- Dataset records

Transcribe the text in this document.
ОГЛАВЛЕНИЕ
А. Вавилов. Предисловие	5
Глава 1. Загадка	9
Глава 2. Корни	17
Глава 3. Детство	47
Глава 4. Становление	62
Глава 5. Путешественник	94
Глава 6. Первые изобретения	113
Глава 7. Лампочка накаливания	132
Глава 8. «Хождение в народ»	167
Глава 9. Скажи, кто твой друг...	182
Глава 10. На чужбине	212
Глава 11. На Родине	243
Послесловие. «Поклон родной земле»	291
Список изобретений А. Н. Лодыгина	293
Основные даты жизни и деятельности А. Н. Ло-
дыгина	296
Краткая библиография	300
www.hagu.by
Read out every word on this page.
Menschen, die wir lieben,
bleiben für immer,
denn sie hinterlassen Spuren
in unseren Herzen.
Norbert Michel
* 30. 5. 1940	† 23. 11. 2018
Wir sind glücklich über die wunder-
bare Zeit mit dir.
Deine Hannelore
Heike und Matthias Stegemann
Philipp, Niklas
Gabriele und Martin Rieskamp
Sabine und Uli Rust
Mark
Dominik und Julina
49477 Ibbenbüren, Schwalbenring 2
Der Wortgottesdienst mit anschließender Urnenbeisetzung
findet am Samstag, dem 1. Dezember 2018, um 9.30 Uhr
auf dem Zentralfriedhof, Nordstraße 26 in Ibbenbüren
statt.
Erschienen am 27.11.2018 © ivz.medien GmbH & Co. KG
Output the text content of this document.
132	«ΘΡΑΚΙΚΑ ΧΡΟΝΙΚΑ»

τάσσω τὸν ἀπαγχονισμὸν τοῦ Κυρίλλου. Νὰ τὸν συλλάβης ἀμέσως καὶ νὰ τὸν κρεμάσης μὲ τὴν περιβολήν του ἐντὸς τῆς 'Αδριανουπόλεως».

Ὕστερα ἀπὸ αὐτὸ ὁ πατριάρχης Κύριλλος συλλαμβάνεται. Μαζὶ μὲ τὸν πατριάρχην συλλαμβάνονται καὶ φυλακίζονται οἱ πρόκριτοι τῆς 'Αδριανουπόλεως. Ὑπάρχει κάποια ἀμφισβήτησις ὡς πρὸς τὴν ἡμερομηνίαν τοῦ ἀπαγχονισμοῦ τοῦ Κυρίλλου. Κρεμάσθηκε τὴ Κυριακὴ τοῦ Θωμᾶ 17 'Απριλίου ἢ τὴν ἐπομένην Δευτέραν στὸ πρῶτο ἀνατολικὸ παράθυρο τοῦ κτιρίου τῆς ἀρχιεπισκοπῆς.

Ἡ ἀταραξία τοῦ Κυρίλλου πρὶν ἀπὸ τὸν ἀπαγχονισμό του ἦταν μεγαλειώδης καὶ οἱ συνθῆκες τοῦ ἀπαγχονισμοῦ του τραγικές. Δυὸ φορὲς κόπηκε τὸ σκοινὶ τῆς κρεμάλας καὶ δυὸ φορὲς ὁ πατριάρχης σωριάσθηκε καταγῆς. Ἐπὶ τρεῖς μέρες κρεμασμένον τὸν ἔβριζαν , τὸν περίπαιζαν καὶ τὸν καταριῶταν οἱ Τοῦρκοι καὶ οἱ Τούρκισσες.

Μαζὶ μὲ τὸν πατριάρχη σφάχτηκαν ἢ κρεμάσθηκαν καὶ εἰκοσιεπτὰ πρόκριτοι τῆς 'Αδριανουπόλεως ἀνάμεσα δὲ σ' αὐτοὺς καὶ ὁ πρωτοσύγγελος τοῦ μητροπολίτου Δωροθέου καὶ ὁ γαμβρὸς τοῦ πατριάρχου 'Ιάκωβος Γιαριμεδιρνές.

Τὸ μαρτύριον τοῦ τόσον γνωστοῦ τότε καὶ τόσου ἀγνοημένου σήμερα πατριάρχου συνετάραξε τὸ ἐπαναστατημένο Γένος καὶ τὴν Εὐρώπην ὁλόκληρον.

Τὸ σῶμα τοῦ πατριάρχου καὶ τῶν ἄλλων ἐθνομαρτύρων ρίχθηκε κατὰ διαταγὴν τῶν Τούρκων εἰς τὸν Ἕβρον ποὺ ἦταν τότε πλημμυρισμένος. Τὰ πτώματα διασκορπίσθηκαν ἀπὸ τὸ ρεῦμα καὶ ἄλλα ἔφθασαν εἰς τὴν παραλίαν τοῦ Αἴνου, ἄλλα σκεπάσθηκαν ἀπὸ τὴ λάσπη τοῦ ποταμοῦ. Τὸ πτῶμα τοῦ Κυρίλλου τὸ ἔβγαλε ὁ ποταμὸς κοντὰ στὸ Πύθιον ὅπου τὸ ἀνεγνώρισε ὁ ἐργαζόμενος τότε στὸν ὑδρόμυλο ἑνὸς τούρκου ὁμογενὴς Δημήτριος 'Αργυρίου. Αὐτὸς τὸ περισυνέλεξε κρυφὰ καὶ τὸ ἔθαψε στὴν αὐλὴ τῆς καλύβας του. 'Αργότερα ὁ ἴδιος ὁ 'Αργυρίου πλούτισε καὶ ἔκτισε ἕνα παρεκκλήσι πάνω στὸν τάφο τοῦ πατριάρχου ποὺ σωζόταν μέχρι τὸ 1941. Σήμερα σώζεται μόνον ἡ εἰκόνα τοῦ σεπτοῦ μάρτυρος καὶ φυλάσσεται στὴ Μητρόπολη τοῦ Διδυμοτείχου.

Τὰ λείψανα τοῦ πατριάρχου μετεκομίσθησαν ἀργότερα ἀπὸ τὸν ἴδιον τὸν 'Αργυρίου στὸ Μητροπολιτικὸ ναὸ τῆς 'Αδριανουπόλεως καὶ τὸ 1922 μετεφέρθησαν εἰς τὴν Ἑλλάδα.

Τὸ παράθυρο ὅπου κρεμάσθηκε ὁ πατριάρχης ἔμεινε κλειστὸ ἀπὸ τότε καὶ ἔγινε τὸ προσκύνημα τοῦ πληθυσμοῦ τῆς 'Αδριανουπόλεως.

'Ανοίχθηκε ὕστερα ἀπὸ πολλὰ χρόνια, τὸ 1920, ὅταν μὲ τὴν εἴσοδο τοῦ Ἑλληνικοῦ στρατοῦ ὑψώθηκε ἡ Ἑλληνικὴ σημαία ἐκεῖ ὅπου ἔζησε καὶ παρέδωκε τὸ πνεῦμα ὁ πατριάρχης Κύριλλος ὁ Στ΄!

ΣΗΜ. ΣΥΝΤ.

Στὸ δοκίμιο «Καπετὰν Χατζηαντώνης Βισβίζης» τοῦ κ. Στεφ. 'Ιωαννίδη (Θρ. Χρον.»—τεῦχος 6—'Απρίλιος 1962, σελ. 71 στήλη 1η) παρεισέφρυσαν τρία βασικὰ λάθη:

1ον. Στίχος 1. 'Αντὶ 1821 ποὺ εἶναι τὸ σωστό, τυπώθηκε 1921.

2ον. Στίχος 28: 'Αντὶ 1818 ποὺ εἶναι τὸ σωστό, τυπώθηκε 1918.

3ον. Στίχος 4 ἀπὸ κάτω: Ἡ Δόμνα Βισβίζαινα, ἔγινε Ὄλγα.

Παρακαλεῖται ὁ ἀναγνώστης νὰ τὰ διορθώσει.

- The exercise
List every line above that contains the word "ἔγινε".

- Worked answer
Τὸ παράθυρο ὅπου κρεμάσθηκε ὁ πατριάρχης ἔμεινε κλειστὸ ἀπὸ τότε καὶ ἔγινε τὸ προσκύνημα τοῦ πληθυσμοῦ τῆς 'Αδριανουπόλεως.
3ον. Στίχος 4 ἀπὸ κάτω: Ἡ Δόμνα Βισβίζαινα, ἔγινε Ὄλγα.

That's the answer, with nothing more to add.